Start Records for processing

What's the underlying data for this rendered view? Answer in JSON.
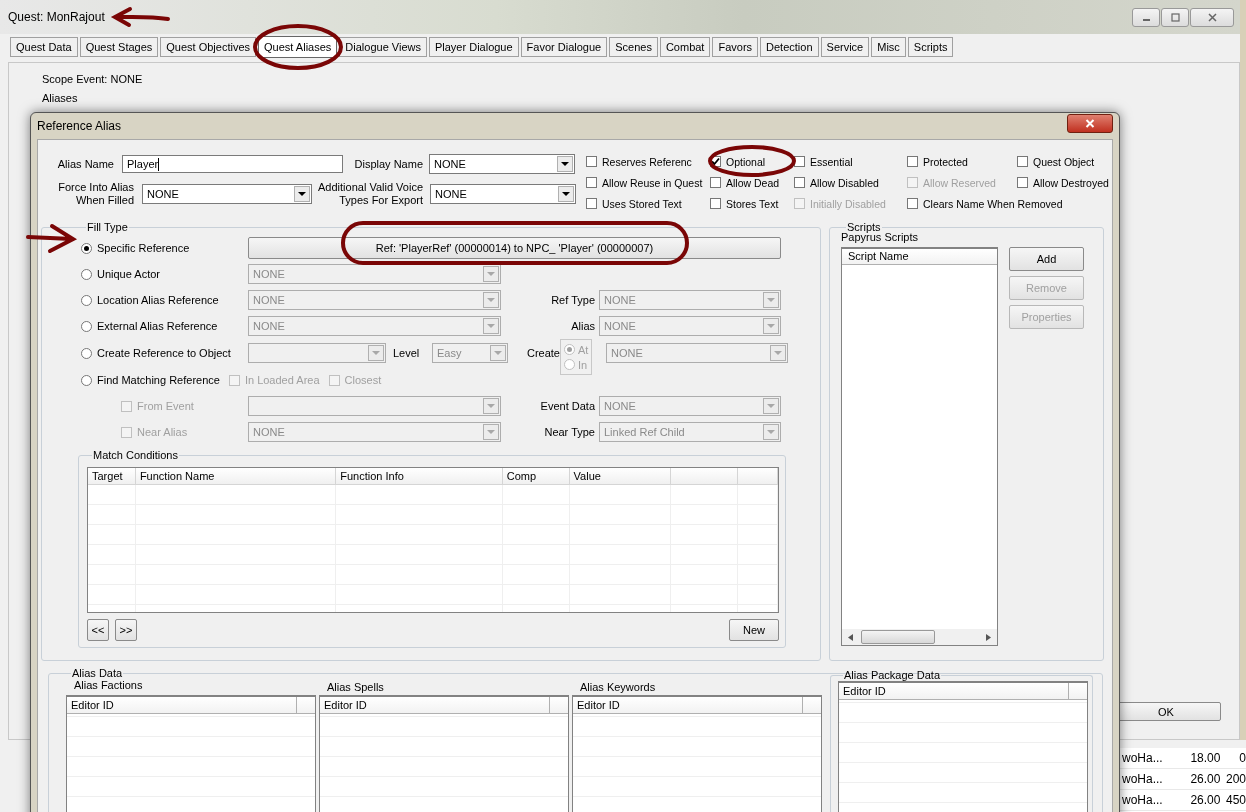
{
  "main_window": {
    "title": "Quest: MonRajout",
    "tabs": [
      {
        "label": "Quest Data",
        "selected": false
      },
      {
        "label": "Quest Stages",
        "selected": false
      },
      {
        "label": "Quest Objectives",
        "selected": false
      },
      {
        "label": "Quest Aliases",
        "selected": true
      },
      {
        "label": "Dialogue Views",
        "selected": false
      },
      {
        "label": "Player Dialogue",
        "selected": false
      },
      {
        "label": "Favor Dialogue",
        "selected": false
      },
      {
        "label": "Scenes",
        "selected": false
      },
      {
        "label": "Combat",
        "selected": false
      },
      {
        "label": "Favors",
        "selected": false
      },
      {
        "label": "Detection",
        "selected": false
      },
      {
        "label": "Service",
        "selected": false
      },
      {
        "label": "Misc",
        "selected": false
      },
      {
        "label": "Scripts",
        "selected": false
      }
    ],
    "scope_event": "Scope Event: NONE",
    "aliases_label": "Aliases",
    "ok_button": "OK"
  },
  "background_table": {
    "rows": [
      [
        "woHa...",
        "18.00",
        "0"
      ],
      [
        "woHa...",
        "26.00",
        "200"
      ],
      [
        "woHa...",
        "26.00",
        "450"
      ]
    ]
  },
  "dialog": {
    "title": "Reference Alias",
    "alias_name": {
      "label": "Alias Name",
      "value": "Player"
    },
    "display_name": {
      "label": "Display Name",
      "value": "NONE",
      "disabled": false
    },
    "force_into_alias": {
      "label": "Force Into Alias\nWhen Filled",
      "value": "NONE",
      "disabled": false
    },
    "voice_types": {
      "label": "Additional Valid Voice\nTypes For Export",
      "value": "NONE",
      "disabled": false
    },
    "flags": [
      {
        "label": "Reserves Referenc",
        "checked": false,
        "disabled": false
      },
      {
        "label": "Optional",
        "checked": true,
        "disabled": false
      },
      {
        "label": "Essential",
        "checked": false,
        "disabled": false
      },
      {
        "label": "Protected",
        "checked": false,
        "disabled": false
      },
      {
        "label": "Quest Object",
        "checked": false,
        "disabled": false
      },
      {
        "label": "Allow Reuse in Quest",
        "checked": false,
        "disabled": false
      },
      {
        "label": "Allow Dead",
        "checked": false,
        "disabled": false
      },
      {
        "label": "Allow Disabled",
        "checked": false,
        "disabled": false
      },
      {
        "label": "Allow Reserved",
        "checked": false,
        "disabled": true
      },
      {
        "label": "Allow Destroyed",
        "checked": false,
        "disabled": false
      },
      {
        "label": "Uses Stored Text",
        "checked": false,
        "disabled": false
      },
      {
        "label": "Stores Text",
        "checked": false,
        "disabled": false
      },
      {
        "label": "Initially Disabled",
        "checked": false,
        "disabled": true
      },
      {
        "label": "Clears Name When Removed",
        "checked": false,
        "disabled": false
      }
    ],
    "fill_type": {
      "legend": "Fill Type",
      "options": [
        {
          "kind": "button",
          "label": "Specific Reference",
          "selected": true,
          "button": "Ref: 'PlayerRef' (00000014) to NPC_ 'Player' (00000007)"
        },
        {
          "kind": "combo",
          "label": "Unique Actor",
          "selected": false,
          "combo": {
            "value": "NONE",
            "disabled": true
          }
        },
        {
          "kind": "combo",
          "label": "Location Alias Reference",
          "selected": false,
          "combo": {
            "value": "NONE",
            "disabled": true
          },
          "side": {
            "label": "Ref Type",
            "value": "NONE",
            "disabled": true
          }
        },
        {
          "kind": "combo",
          "label": "External Alias Reference",
          "selected": false,
          "combo": {
            "value": "NONE",
            "disabled": true
          },
          "side": {
            "label": "Alias",
            "value": "NONE",
            "disabled": true
          }
        },
        {
          "kind": "create",
          "label": "Create Reference to Object",
          "selected": false,
          "combo": {
            "disabled": true
          },
          "level": {
            "label": "Level",
            "value": "Easy",
            "disabled": true
          },
          "create": {
            "label": "Create",
            "disabled": true,
            "radios": [
              {
                "label": "At",
                "selected": true
              },
              {
                "label": "In",
                "selected": false
              }
            ]
          },
          "side": {
            "value": "NONE",
            "disabled": true
          }
        },
        {
          "kind": "find",
          "label": "Find Matching Reference",
          "selected": false,
          "checks": [
            {
              "label": "In Loaded Area",
              "checked": false,
              "disabled": true
            },
            {
              "label": "Closest",
              "checked": false,
              "disabled": true
            }
          ]
        }
      ],
      "sub_options": [
        {
          "label": "From Event",
          "checked": false,
          "disabled": true,
          "combo": {
            "disabled": true
          },
          "side": {
            "label": "Event Data",
            "value": "NONE",
            "disabled": true
          }
        },
        {
          "label": "Near Alias",
          "checked": false,
          "disabled": true,
          "combo": {
            "value": "NONE",
            "disabled": true
          },
          "side": {
            "label": "Near Type",
            "value": "Linked Ref Child",
            "disabled": true
          }
        }
      ],
      "match_conditions": {
        "legend": "Match Conditions",
        "columns": [
          "Target",
          "Function Name",
          "Function Info",
          "Comp",
          "Value"
        ],
        "prev_button": "<<",
        "next_button": ">>",
        "new_button": "New"
      }
    },
    "scripts": {
      "legend": "Scripts",
      "label": "Papyrus Scripts",
      "column": "Script Name",
      "buttons": [
        {
          "label": "Add",
          "disabled": false
        },
        {
          "label": "Remove",
          "disabled": true
        },
        {
          "label": "Properties",
          "disabled": true
        }
      ]
    },
    "alias_data": {
      "legend": "Alias Data",
      "lists": [
        {
          "kind": "plain",
          "title": "Alias Factions",
          "column": "Editor ID"
        },
        {
          "kind": "plain",
          "title": "Alias Spells",
          "column": "Editor ID"
        },
        {
          "kind": "plain",
          "title": "Alias Keywords",
          "column": "Editor ID"
        },
        {
          "kind": "group",
          "title": "Alias Package Data",
          "column": "Editor ID"
        }
      ]
    }
  }
}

End Records for processing

Using the listing above, gather each line that holds the string "Event" and copy it.

    "scope_event": "Scope Event: NONE",
          "label": "From Event",
            "label": "Event Data",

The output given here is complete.